Transcribe all the records exactly and omit any images they hold.

─── DATA SHOWN

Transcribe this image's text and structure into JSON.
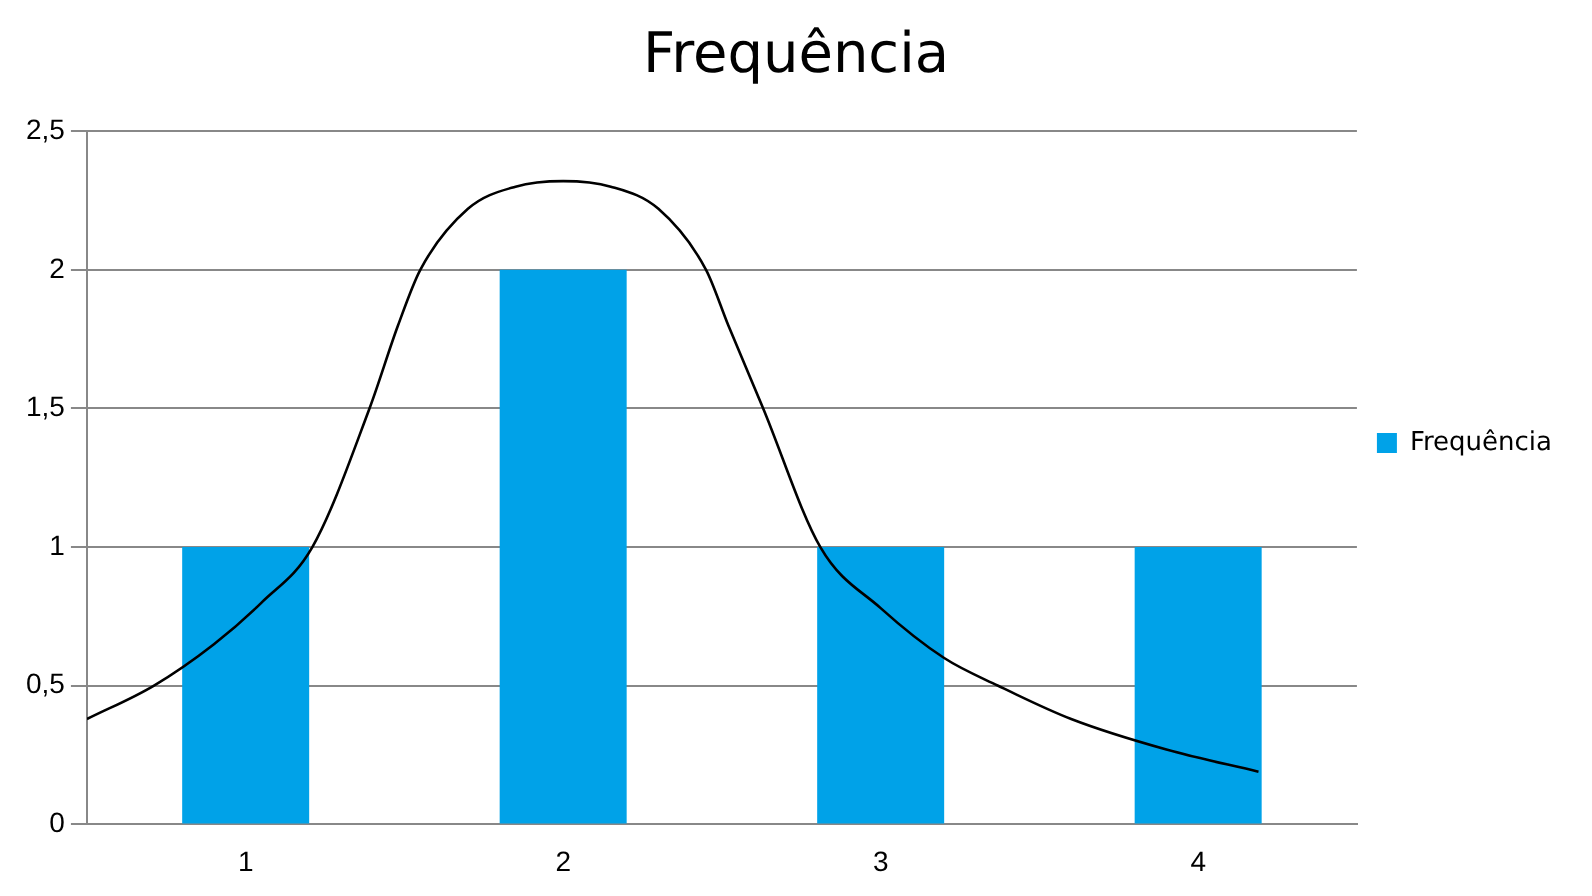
{
  "chart_data": {
    "type": "bar",
    "title": "Frequência",
    "legend": "right",
    "grid": "y",
    "xlim": [
      0.5,
      4.5
    ],
    "xticks": [
      1,
      2,
      3,
      4
    ],
    "ylim": [
      0,
      2.5
    ],
    "yticks": [
      0,
      {
        "value": 0.5,
        "label": "0,5"
      },
      1,
      {
        "value": 1.5,
        "label": "1,5"
      },
      2,
      {
        "value": 2.5,
        "label": "2,5"
      }
    ],
    "series": [
      {
        "name": "Frequência",
        "color": "#00a2e8",
        "x": [
          1,
          2,
          3,
          4
        ],
        "values": [
          1,
          2,
          1,
          1
        ]
      },
      {
        "type": "line",
        "color": "#000000",
        "marker": "none",
        "x": [
          0.5,
          0.71,
          0.9,
          1.05,
          1.21,
          1.39,
          1.48,
          1.55,
          1.7,
          1.85,
          2.0,
          2.15,
          2.3,
          2.45,
          2.52,
          2.63,
          2.81,
          3.0,
          3.2,
          3.37,
          3.6,
          3.9,
          4.19
        ],
        "values": [
          0.38,
          0.5,
          0.65,
          0.8,
          1.0,
          1.5,
          1.8,
          2.0,
          2.22,
          2.3,
          2.32,
          2.3,
          2.22,
          2.0,
          1.8,
          1.5,
          1.0,
          0.78,
          0.6,
          0.5,
          0.38,
          0.27,
          0.19
        ]
      }
    ]
  }
}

──────

| SOLUTION TO THIS TASK |
Transcribe this image's text and structure into JSON.
{
  "chart_data": {
    "type": "bar",
    "title": "Frequência",
    "legend": "right",
    "grid": "y",
    "xlim": [
      0.5,
      4.5
    ],
    "xticks": [
      1,
      2,
      3,
      4
    ],
    "ylim": [
      0,
      2.5
    ],
    "yticks": [
      0,
      {
        "value": 0.5,
        "label": "0,5"
      },
      1,
      {
        "value": 1.5,
        "label": "1,5"
      },
      2,
      {
        "value": 2.5,
        "label": "2,5"
      }
    ],
    "series": [
      {
        "name": "Frequência",
        "color": "#00a2e8",
        "x": [
          1,
          2,
          3,
          4
        ],
        "values": [
          1,
          2,
          1,
          1
        ]
      },
      {
        "type": "line",
        "color": "#000000",
        "marker": "none",
        "x": [
          0.5,
          0.71,
          0.9,
          1.05,
          1.21,
          1.39,
          1.48,
          1.55,
          1.7,
          1.85,
          2.0,
          2.15,
          2.3,
          2.45,
          2.52,
          2.63,
          2.81,
          3.0,
          3.2,
          3.37,
          3.6,
          3.9,
          4.19
        ],
        "values": [
          0.38,
          0.5,
          0.65,
          0.8,
          1.0,
          1.5,
          1.8,
          2.0,
          2.22,
          2.3,
          2.32,
          2.3,
          2.22,
          2.0,
          1.8,
          1.5,
          1.0,
          0.78,
          0.6,
          0.5,
          0.38,
          0.27,
          0.19
        ]
      }
    ]
  }
}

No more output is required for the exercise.